begin TASK INPUT

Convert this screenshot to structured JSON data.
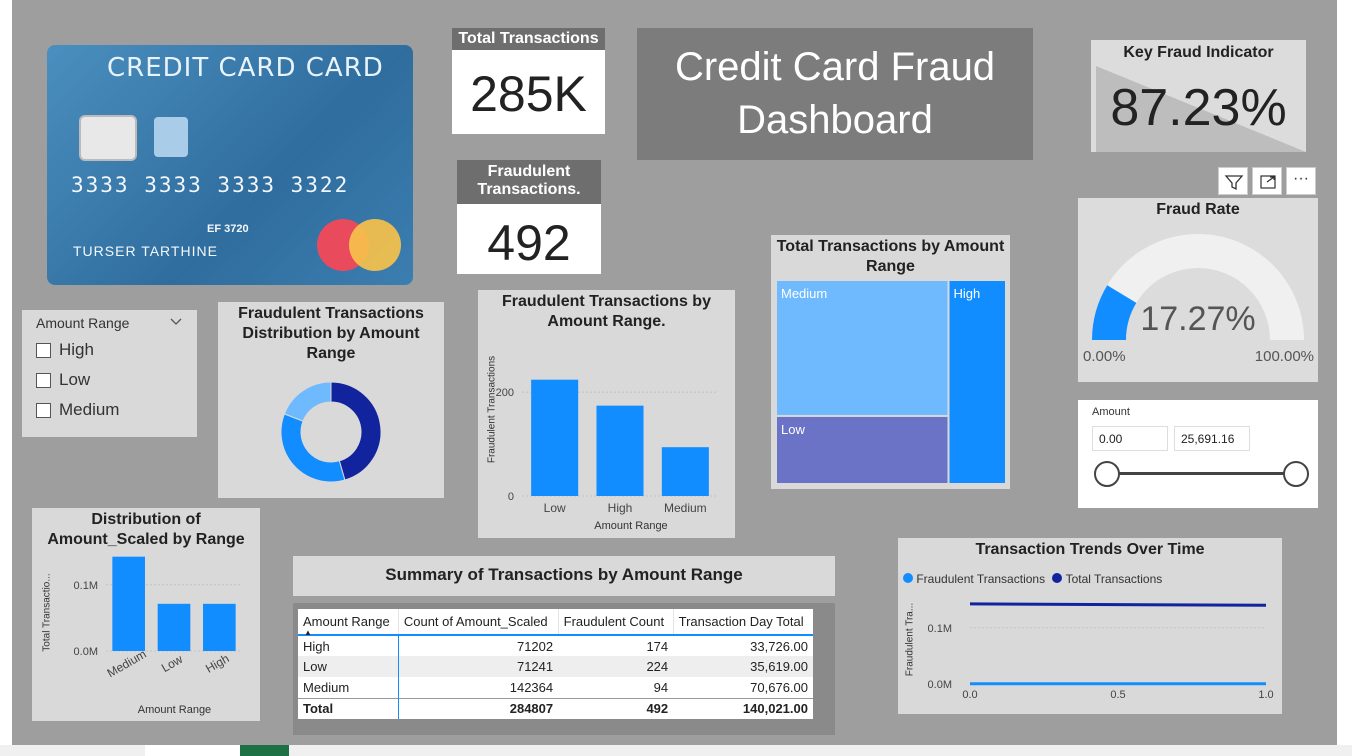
{
  "colors": {
    "canvas": "#9e9e9e",
    "accent": "#118dff",
    "dark_blue": "#12239e",
    "light_blue": "#6fb9ff",
    "purple": "#6b73c7"
  },
  "card_image": {
    "brand": "CREDIT CARD CARD",
    "number": "3333 3333 3333 3322",
    "name": "TURSER TARTHINE",
    "expiry": "EF 3720"
  },
  "kpi_total": {
    "label": "Total Transactions",
    "value": "285K"
  },
  "kpi_fraud": {
    "label": "Fraudulent Transactions.",
    "value": "492"
  },
  "dashboard_title": "Credit Card Fraud Dashboard",
  "key_indicator": {
    "label": "Key Fraud Indicator",
    "value": "87.23%"
  },
  "toolbar": {
    "filter_icon": "filter-icon",
    "focus_icon": "focus-mode-icon",
    "more_icon": "more-options-icon"
  },
  "fraud_rate": {
    "title": "Fraud Rate",
    "value": "17.27%",
    "min": "0.00%",
    "max": "100.00%",
    "fraction": 0.1727
  },
  "amount_slicer": {
    "label": "Amount",
    "min": "0.00",
    "max": "25,691.16"
  },
  "range_slicer": {
    "title": "Amount Range",
    "options": [
      "High",
      "Low",
      "Medium"
    ]
  },
  "donut": {
    "title": "Fraudulent Transactions Distribution by Amount Range"
  },
  "bar_fraud": {
    "title": "Fraudulent Transactions by Amount Range.",
    "xlabel": "Amount Range",
    "ylabel": "Fraudulent Transactions"
  },
  "treemap": {
    "title": "Total Transactions by Amount Range"
  },
  "dist_scaled": {
    "title": "Distribution of Amount_Scaled by Range",
    "xlabel": "Amount Range",
    "ylabel": "Total Transactio..."
  },
  "summary": {
    "title": "Summary of Transactions by Amount Range",
    "headers": [
      "Amount Range",
      "Count of Amount_Scaled",
      "Fraudulent Count",
      "Transaction Day Total"
    ],
    "rows": [
      [
        "High",
        "71202",
        "174",
        "33,726.00"
      ],
      [
        "Low",
        "71241",
        "224",
        "35,619.00"
      ],
      [
        "Medium",
        "142364",
        "94",
        "70,676.00"
      ]
    ],
    "total": [
      "Total",
      "284807",
      "492",
      "140,021.00"
    ]
  },
  "trend": {
    "title": "Transaction Trends Over Time",
    "legend": [
      "Fraudulent Transactions",
      "Total Transactions"
    ],
    "ylabel": "Fraudulent Tra..."
  },
  "chart_data": [
    {
      "type": "pie",
      "title": "Fraudulent Transactions Distribution by Amount Range",
      "categories": [
        "Low",
        "High",
        "Medium"
      ],
      "values": [
        224,
        174,
        94
      ],
      "colors": [
        "#12239e",
        "#118dff",
        "#6fb9ff"
      ],
      "donut": true
    },
    {
      "type": "bar",
      "title": "Fraudulent Transactions by Amount Range.",
      "categories": [
        "Low",
        "High",
        "Medium"
      ],
      "values": [
        224,
        174,
        94
      ],
      "xlabel": "Amount Range",
      "ylabel": "Fraudulent Transactions",
      "ylim": [
        0,
        260
      ],
      "yticks": [
        "0",
        "200"
      ]
    },
    {
      "type": "heatmap",
      "title": "Total Transactions by Amount Range",
      "categories": [
        "Medium",
        "Low",
        "High"
      ],
      "values": [
        142364,
        71241,
        71202
      ],
      "colors": [
        "#6fb9ff",
        "#6b73c7",
        "#118dff"
      ]
    },
    {
      "type": "bar",
      "title": "Distribution of Amount_Scaled by Range",
      "categories": [
        "Medium",
        "Low",
        "High"
      ],
      "values": [
        142364,
        71241,
        71202
      ],
      "xlabel": "Amount Range",
      "ylabel": "Total Transactio...",
      "ylim": [
        0,
        160000
      ],
      "yticks": [
        "0.0M",
        "0.1M"
      ]
    },
    {
      "type": "line",
      "title": "Transaction Trends Over Time",
      "x": [
        0.0,
        1.0
      ],
      "xticks": [
        "0.0",
        "0.5",
        "1.0"
      ],
      "yticks": [
        "0.0M",
        "0.1M"
      ],
      "ylim": [
        0,
        160000
      ],
      "series": [
        {
          "name": "Fraudulent Transactions",
          "values": [
            492,
            492
          ],
          "color": "#118dff"
        },
        {
          "name": "Total Transactions",
          "values": [
            142364,
            140000
          ],
          "color": "#12239e"
        }
      ]
    }
  ]
}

end TASK INPUT

- **EXERCISE PROMPT**
Nothing but the pictures may be dropped; output the records above exactly.

- **RESULT BELOW**
Convert this screenshot to structured JSON data.
{
  "colors": {
    "canvas": "#9e9e9e",
    "accent": "#118dff",
    "dark_blue": "#12239e",
    "light_blue": "#6fb9ff",
    "purple": "#6b73c7"
  },
  "card_image": {
    "brand": "CREDIT CARD CARD",
    "number": "3333 3333 3333 3322",
    "name": "TURSER TARTHINE",
    "expiry": "EF 3720"
  },
  "kpi_total": {
    "label": "Total Transactions",
    "value": "285K"
  },
  "kpi_fraud": {
    "label": "Fraudulent Transactions.",
    "value": "492"
  },
  "dashboard_title": "Credit Card Fraud Dashboard",
  "key_indicator": {
    "label": "Key Fraud Indicator",
    "value": "87.23%"
  },
  "toolbar": {
    "filter_icon": "filter-icon",
    "focus_icon": "focus-mode-icon",
    "more_icon": "more-options-icon"
  },
  "fraud_rate": {
    "title": "Fraud Rate",
    "value": "17.27%",
    "min": "0.00%",
    "max": "100.00%",
    "fraction": 0.1727
  },
  "amount_slicer": {
    "label": "Amount",
    "min": "0.00",
    "max": "25,691.16"
  },
  "range_slicer": {
    "title": "Amount Range",
    "options": [
      "High",
      "Low",
      "Medium"
    ]
  },
  "donut": {
    "title": "Fraudulent Transactions Distribution by Amount Range"
  },
  "bar_fraud": {
    "title": "Fraudulent Transactions by Amount Range.",
    "xlabel": "Amount Range",
    "ylabel": "Fraudulent Transactions"
  },
  "treemap": {
    "title": "Total Transactions by Amount Range"
  },
  "dist_scaled": {
    "title": "Distribution of Amount_Scaled by Range",
    "xlabel": "Amount Range",
    "ylabel": "Total Transactio..."
  },
  "summary": {
    "title": "Summary of Transactions by Amount Range",
    "headers": [
      "Amount Range",
      "Count of Amount_Scaled",
      "Fraudulent Count",
      "Transaction Day Total"
    ],
    "rows": [
      [
        "High",
        "71202",
        "174",
        "33,726.00"
      ],
      [
        "Low",
        "71241",
        "224",
        "35,619.00"
      ],
      [
        "Medium",
        "142364",
        "94",
        "70,676.00"
      ]
    ],
    "total": [
      "Total",
      "284807",
      "492",
      "140,021.00"
    ]
  },
  "trend": {
    "title": "Transaction Trends Over Time",
    "legend": [
      "Fraudulent Transactions",
      "Total Transactions"
    ],
    "ylabel": "Fraudulent Tra..."
  },
  "chart_data": [
    {
      "type": "pie",
      "title": "Fraudulent Transactions Distribution by Amount Range",
      "categories": [
        "Low",
        "High",
        "Medium"
      ],
      "values": [
        224,
        174,
        94
      ],
      "colors": [
        "#12239e",
        "#118dff",
        "#6fb9ff"
      ],
      "donut": true
    },
    {
      "type": "bar",
      "title": "Fraudulent Transactions by Amount Range.",
      "categories": [
        "Low",
        "High",
        "Medium"
      ],
      "values": [
        224,
        174,
        94
      ],
      "xlabel": "Amount Range",
      "ylabel": "Fraudulent Transactions",
      "ylim": [
        0,
        260
      ],
      "yticks": [
        "0",
        "200"
      ]
    },
    {
      "type": "heatmap",
      "title": "Total Transactions by Amount Range",
      "categories": [
        "Medium",
        "Low",
        "High"
      ],
      "values": [
        142364,
        71241,
        71202
      ],
      "colors": [
        "#6fb9ff",
        "#6b73c7",
        "#118dff"
      ]
    },
    {
      "type": "bar",
      "title": "Distribution of Amount_Scaled by Range",
      "categories": [
        "Medium",
        "Low",
        "High"
      ],
      "values": [
        142364,
        71241,
        71202
      ],
      "xlabel": "Amount Range",
      "ylabel": "Total Transactio...",
      "ylim": [
        0,
        160000
      ],
      "yticks": [
        "0.0M",
        "0.1M"
      ]
    },
    {
      "type": "line",
      "title": "Transaction Trends Over Time",
      "x": [
        0.0,
        1.0
      ],
      "xticks": [
        "0.0",
        "0.5",
        "1.0"
      ],
      "yticks": [
        "0.0M",
        "0.1M"
      ],
      "ylim": [
        0,
        160000
      ],
      "series": [
        {
          "name": "Fraudulent Transactions",
          "values": [
            492,
            492
          ],
          "color": "#118dff"
        },
        {
          "name": "Total Transactions",
          "values": [
            142364,
            140000
          ],
          "color": "#12239e"
        }
      ]
    }
  ]
}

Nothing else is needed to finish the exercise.